[Excerpt from a dataset]
◇ ◇ ◇ ◇
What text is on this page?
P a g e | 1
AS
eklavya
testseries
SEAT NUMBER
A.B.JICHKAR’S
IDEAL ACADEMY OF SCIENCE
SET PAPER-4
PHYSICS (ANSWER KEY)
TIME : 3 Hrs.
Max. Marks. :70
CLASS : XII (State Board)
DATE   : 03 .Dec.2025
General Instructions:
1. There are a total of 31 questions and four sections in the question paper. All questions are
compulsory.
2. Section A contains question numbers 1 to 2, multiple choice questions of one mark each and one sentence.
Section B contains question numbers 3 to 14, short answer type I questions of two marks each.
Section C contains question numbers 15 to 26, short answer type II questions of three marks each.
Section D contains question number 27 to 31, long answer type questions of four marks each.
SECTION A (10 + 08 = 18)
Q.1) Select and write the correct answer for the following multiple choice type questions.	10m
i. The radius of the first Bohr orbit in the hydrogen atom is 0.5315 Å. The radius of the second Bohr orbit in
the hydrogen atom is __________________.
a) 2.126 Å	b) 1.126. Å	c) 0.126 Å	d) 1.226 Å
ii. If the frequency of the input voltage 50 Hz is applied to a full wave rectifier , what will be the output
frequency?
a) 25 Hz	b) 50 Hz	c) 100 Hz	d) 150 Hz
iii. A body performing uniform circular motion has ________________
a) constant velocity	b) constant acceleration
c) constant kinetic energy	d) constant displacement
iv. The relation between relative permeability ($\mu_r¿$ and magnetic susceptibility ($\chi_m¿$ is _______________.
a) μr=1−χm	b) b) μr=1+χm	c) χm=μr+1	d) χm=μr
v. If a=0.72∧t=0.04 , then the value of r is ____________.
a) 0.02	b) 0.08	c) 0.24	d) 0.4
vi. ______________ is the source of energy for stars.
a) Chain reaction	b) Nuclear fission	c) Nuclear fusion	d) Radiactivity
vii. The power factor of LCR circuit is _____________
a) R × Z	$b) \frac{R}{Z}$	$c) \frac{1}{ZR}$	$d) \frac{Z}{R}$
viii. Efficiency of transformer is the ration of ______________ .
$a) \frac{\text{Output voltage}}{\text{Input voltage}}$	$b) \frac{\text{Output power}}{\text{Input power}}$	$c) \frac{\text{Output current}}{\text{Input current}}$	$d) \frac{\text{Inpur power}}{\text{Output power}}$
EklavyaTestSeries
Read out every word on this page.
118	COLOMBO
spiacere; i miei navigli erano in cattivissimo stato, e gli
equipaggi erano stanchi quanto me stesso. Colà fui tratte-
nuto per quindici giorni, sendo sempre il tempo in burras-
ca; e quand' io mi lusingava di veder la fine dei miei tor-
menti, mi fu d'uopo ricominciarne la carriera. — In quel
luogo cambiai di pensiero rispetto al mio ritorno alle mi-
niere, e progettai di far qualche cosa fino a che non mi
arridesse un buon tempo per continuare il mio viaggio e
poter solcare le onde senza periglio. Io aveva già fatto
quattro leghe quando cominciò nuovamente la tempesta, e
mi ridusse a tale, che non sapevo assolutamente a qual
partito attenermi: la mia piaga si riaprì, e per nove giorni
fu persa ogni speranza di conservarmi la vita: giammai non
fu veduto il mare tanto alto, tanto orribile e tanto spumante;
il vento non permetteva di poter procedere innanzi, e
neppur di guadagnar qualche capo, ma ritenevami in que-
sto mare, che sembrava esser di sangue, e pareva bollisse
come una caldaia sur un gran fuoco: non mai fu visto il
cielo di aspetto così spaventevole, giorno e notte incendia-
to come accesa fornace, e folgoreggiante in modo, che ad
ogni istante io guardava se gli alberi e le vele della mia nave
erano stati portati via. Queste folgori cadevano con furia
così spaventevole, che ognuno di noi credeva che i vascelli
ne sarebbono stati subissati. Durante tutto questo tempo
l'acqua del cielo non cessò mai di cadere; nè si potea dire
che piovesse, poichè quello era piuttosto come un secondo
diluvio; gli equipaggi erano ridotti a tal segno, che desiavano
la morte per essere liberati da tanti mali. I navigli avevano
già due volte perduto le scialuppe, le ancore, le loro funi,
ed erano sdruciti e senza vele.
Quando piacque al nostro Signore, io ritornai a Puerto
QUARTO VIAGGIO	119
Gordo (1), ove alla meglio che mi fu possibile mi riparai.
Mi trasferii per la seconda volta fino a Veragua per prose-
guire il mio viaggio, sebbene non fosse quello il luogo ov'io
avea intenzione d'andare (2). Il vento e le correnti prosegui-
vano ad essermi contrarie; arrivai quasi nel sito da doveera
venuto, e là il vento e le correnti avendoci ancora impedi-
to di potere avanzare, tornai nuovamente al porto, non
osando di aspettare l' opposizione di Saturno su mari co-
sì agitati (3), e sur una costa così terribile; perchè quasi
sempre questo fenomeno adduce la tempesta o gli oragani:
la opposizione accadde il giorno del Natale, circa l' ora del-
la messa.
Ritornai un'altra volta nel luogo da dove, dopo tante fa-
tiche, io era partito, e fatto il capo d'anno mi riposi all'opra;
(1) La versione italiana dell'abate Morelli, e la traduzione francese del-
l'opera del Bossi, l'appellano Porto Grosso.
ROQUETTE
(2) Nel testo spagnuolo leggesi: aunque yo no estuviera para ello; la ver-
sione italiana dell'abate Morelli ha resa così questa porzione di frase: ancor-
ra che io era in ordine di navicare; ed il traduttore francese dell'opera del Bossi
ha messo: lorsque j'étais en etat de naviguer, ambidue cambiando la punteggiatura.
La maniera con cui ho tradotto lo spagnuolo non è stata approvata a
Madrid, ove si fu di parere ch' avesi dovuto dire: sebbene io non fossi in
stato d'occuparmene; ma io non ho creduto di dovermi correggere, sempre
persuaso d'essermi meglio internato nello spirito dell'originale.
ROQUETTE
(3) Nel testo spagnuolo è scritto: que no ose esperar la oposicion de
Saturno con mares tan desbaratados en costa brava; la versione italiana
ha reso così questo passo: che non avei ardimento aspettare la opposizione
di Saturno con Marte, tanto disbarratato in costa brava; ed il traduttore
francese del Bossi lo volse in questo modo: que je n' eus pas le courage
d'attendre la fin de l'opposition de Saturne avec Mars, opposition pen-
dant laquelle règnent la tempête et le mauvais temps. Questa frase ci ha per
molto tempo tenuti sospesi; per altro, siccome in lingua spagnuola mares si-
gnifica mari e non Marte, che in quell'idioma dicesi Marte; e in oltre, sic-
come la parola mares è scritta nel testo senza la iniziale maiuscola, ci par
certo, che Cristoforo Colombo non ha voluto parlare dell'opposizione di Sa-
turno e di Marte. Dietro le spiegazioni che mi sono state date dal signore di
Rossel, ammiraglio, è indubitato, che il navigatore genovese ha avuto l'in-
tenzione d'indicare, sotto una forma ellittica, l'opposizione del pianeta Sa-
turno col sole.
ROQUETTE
◇ ◇ ◇ ◇
## THE EXERCISE
Repeat every record exactly as written, please.

## SOLUTION TO THIS PROBLEM
What text is on this page?
P a g e | 1
AS
eklavya
testseries
SEAT NUMBER
A.B.JICHKAR’S
IDEAL ACADEMY OF SCIENCE
SET PAPER-4
PHYSICS (ANSWER KEY)
TIME : 3 Hrs.
Max. Marks. :70
CLASS : XII (State Board)
DATE   : 03 .Dec.2025
General Instructions:
1. There are a total of 31 questions and four sections in the question paper. All questions are
compulsory.
2. Section A contains question numbers 1 to 2, multiple choice questions of one mark each and one sentence.
Section B contains question numbers 3 to 14, short answer type I questions of two marks each.
Section C contains question numbers 15 to 26, short answer type II questions of three marks each.
Section D contains question number 27 to 31, long answer type questions of four marks each.
SECTION A (10 + 08 = 18)
Q.1) Select and write the correct answer for the following multiple choice type questions.	10m
i. The radius of the first Bohr orbit in the hydrogen atom is 0.5315 Å. The radius of the second Bohr orbit in
the hydrogen atom is __________________.
a) 2.126 Å	b) 1.126. Å	c) 0.126 Å	d) 1.226 Å
ii. If the frequency of the input voltage 50 Hz is applied to a full wave rectifier , what will be the output
frequency?
a) 25 Hz	b) 50 Hz	c) 100 Hz	d) 150 Hz
iii. A body performing uniform circular motion has ________________
a) constant velocity	b) constant acceleration
c) constant kinetic energy	d) constant displacement
iv. The relation between relative permeability ($\mu_r¿$ and magnetic susceptibility ($\chi_m¿$ is _______________.
a) μr=1−χm	b) b) μr=1+χm	c) χm=μr+1	d) χm=μr
v. If a=0.72∧t=0.04 , then the value of r is ____________.
a) 0.02	b) 0.08	c) 0.24	d) 0.4
vi. ______________ is the source of energy for stars.
a) Chain reaction	b) Nuclear fission	c) Nuclear fusion	d) Radiactivity
vii. The power factor of LCR circuit is _____________
a) R × Z	$b) \frac{R}{Z}$	$c) \frac{1}{ZR}$	$d) \frac{Z}{R}$
viii. Efficiency of transformer is the ration of ______________ .
$a) \frac{\text{Output voltage}}{\text{Input voltage}}$	$b) \frac{\text{Output power}}{\text{Input power}}$	$c) \frac{\text{Output current}}{\text{Input current}}$	$d) \frac{\text{Inpur power}}{\text{Output power}}$
EklavyaTestSeries
Read out every word on this page.
118	COLOMBO
spiacere; i miei navigli erano in cattivissimo stato, e gli
equipaggi erano stanchi quanto me stesso. Colà fui tratte-
nuto per quindici giorni, sendo sempre il tempo in burras-
ca; e quand' io mi lusingava di veder la fine dei miei tor-
menti, mi fu d'uopo ricominciarne la carriera. — In quel
luogo cambiai di pensiero rispetto al mio ritorno alle mi-
niere, e progettai di far qualche cosa fino a che non mi
arridesse un buon tempo per continuare il mio viaggio e
poter solcare le onde senza periglio. Io aveva già fatto
quattro leghe quando cominciò nuovamente la tempesta, e
mi ridusse a tale, che non sapevo assolutamente a qual
partito attenermi: la mia piaga si riaprì, e per nove giorni
fu persa ogni speranza di conservarmi la vita: giammai non
fu veduto il mare tanto alto, tanto orribile e tanto spumante;
il vento non permetteva di poter procedere innanzi, e
neppur di guadagnar qualche capo, ma ritenevami in que-
sto mare, che sembrava esser di sangue, e pareva bollisse
come una caldaia sur un gran fuoco: non mai fu visto il
cielo di aspetto così spaventevole, giorno e notte incendia-
to come accesa fornace, e folgoreggiante in modo, che ad
ogni istante io guardava se gli alberi e le vele della mia nave
erano stati portati via. Queste folgori cadevano con furia
così spaventevole, che ognuno di noi credeva che i vascelli
ne sarebbono stati subissati. Durante tutto questo tempo
l'acqua del cielo non cessò mai di cadere; nè si potea dire
che piovesse, poichè quello era piuttosto come un secondo
diluvio; gli equipaggi erano ridotti a tal segno, che desiavano
la morte per essere liberati da tanti mali. I navigli avevano
già due volte perduto le scialuppe, le ancore, le loro funi,
ed erano sdruciti e senza vele.
Quando piacque al nostro Signore, io ritornai a Puerto
QUARTO VIAGGIO	119
Gordo (1), ove alla meglio che mi fu possibile mi riparai.
Mi trasferii per la seconda volta fino a Veragua per prose-
guire il mio viaggio, sebbene non fosse quello il luogo ov'io
avea intenzione d'andare (2). Il vento e le correnti prosegui-
vano ad essermi contrarie; arrivai quasi nel sito da doveera
venuto, e là il vento e le correnti avendoci ancora impedi-
to di potere avanzare, tornai nuovamente al porto, non
osando di aspettare l' opposizione di Saturno su mari co-
sì agitati (3), e sur una costa così terribile; perchè quasi
sempre questo fenomeno adduce la tempesta o gli oragani:
la opposizione accadde il giorno del Natale, circa l' ora del-
la messa.
Ritornai un'altra volta nel luogo da dove, dopo tante fa-
tiche, io era partito, e fatto il capo d'anno mi riposi all'opra;
(1) La versione italiana dell'abate Morelli, e la traduzione francese del-
l'opera del Bossi, l'appellano Porto Grosso.
ROQUETTE
(2) Nel testo spagnuolo leggesi: aunque yo no estuviera para ello; la ver-
sione italiana dell'abate Morelli ha resa così questa porzione di frase: ancor-
ra che io era in ordine di navicare; ed il traduttore francese dell'opera del Bossi
ha messo: lorsque j'étais en etat de naviguer, ambidue cambiando la punteggiatura.
La maniera con cui ho tradotto lo spagnuolo non è stata approvata a
Madrid, ove si fu di parere ch' avesi dovuto dire: sebbene io non fossi in
stato d'occuparmene; ma io non ho creduto di dovermi correggere, sempre
persuaso d'essermi meglio internato nello spirito dell'originale.
ROQUETTE
(3) Nel testo spagnuolo è scritto: que no ose esperar la oposicion de
Saturno con mares tan desbaratados en costa brava; la versione italiana
ha reso così questo passo: che non avei ardimento aspettare la opposizione
di Saturno con Marte, tanto disbarratato in costa brava; ed il traduttore
francese del Bossi lo volse in questo modo: que je n' eus pas le courage
d'attendre la fin de l'opposition de Saturne avec Mars, opposition pen-
dant laquelle règnent la tempête et le mauvais temps. Questa frase ci ha per
molto tempo tenuti sospesi; per altro, siccome in lingua spagnuola mares si-
gnifica mari e non Marte, che in quell'idioma dicesi Marte; e in oltre, sic-
come la parola mares è scritta nel testo senza la iniziale maiuscola, ci par
certo, che Cristoforo Colombo non ha voluto parlare dell'opposizione di Sa-
turno e di Marte. Dietro le spiegazioni che mi sono state date dal signore di
Rossel, ammiraglio, è indubitato, che il navigatore genovese ha avuto l'in-
tenzione d'indicare, sotto una forma ellittica, l'opposizione del pianeta Sa-
turno col sole.
ROQUETTE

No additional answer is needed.